### Set problem
Below are some records. Say how many of their lines include the string "MTTR", giving only the number.
[START The data]
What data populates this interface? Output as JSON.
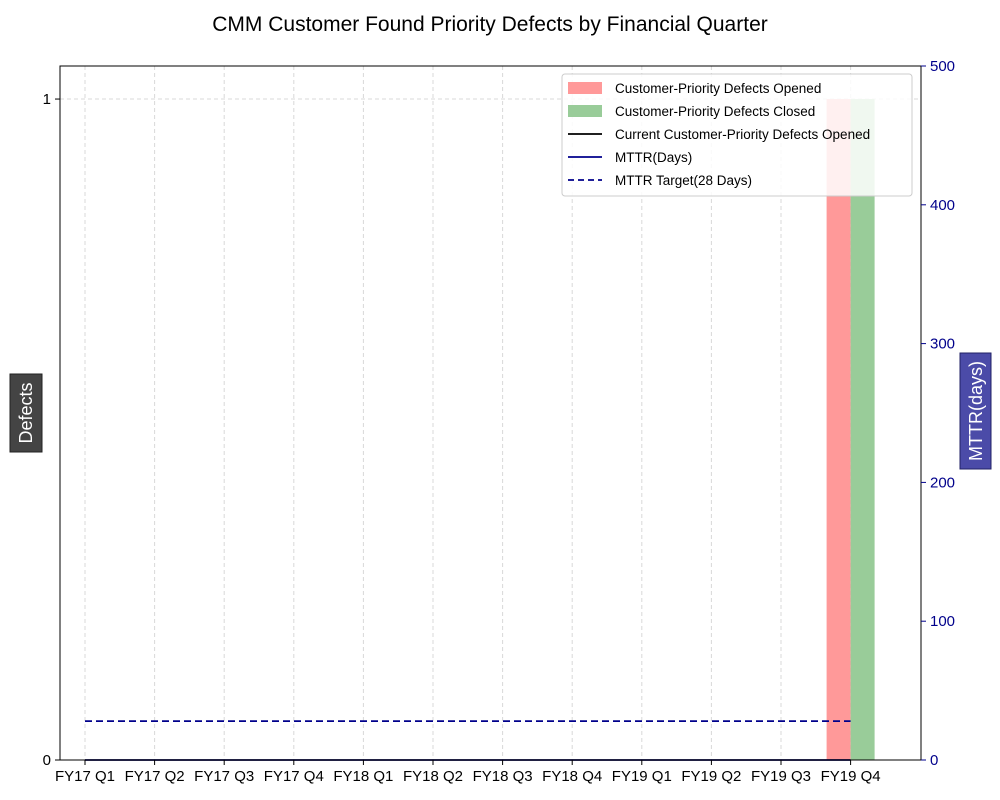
{
  "chart_data": {
    "type": "bar",
    "title": "CMM Customer Found Priority Defects by Financial Quarter",
    "categories": [
      "FY17 Q1",
      "FY17 Q2",
      "FY17 Q3",
      "FY17 Q4",
      "FY18 Q1",
      "FY18 Q2",
      "FY18 Q3",
      "FY18 Q4",
      "FY19 Q1",
      "FY19 Q2",
      "FY19 Q3",
      "FY19 Q4"
    ],
    "series": [
      {
        "name": "Customer-Priority Defects Opened",
        "kind": "bar",
        "axis": "left",
        "color": "#ff9999",
        "values": [
          0,
          0,
          0,
          0,
          0,
          0,
          0,
          0,
          0,
          0,
          0,
          1
        ]
      },
      {
        "name": "Customer-Priority Defects Closed",
        "kind": "bar",
        "axis": "left",
        "color": "#99cc99",
        "values": [
          0,
          0,
          0,
          0,
          0,
          0,
          0,
          0,
          0,
          0,
          0,
          1
        ]
      },
      {
        "name": "Current Customer-Priority Defects Opened",
        "kind": "line",
        "axis": "left",
        "color": "#000000",
        "values": [
          0,
          0,
          0,
          0,
          0,
          0,
          0,
          0,
          0,
          0,
          0,
          0
        ]
      },
      {
        "name": "MTTR(Days)",
        "kind": "line",
        "axis": "right",
        "color": "#00008b",
        "values": [
          0,
          0,
          0,
          0,
          0,
          0,
          0,
          0,
          0,
          0,
          0,
          0
        ]
      },
      {
        "name": "MTTR Target(28 Days)",
        "kind": "dashed-line",
        "axis": "right",
        "color": "#00008b",
        "values": [
          28,
          28,
          28,
          28,
          28,
          28,
          28,
          28,
          28,
          28,
          28,
          28
        ]
      }
    ],
    "y_left": {
      "label": "Defects",
      "ticks": [
        0,
        1
      ],
      "range": [
        0,
        1.05
      ]
    },
    "y_right": {
      "label": "MTTR(days)",
      "ticks": [
        0,
        100,
        200,
        300,
        400,
        500
      ],
      "range": [
        0,
        500
      ],
      "color": "#00008b"
    },
    "ylabel_box_left": "#444444",
    "ylabel_box_right": "#4b4ba8",
    "grid": true,
    "legend_position": "top-right"
  }
}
[END The data]
### Solved problem
3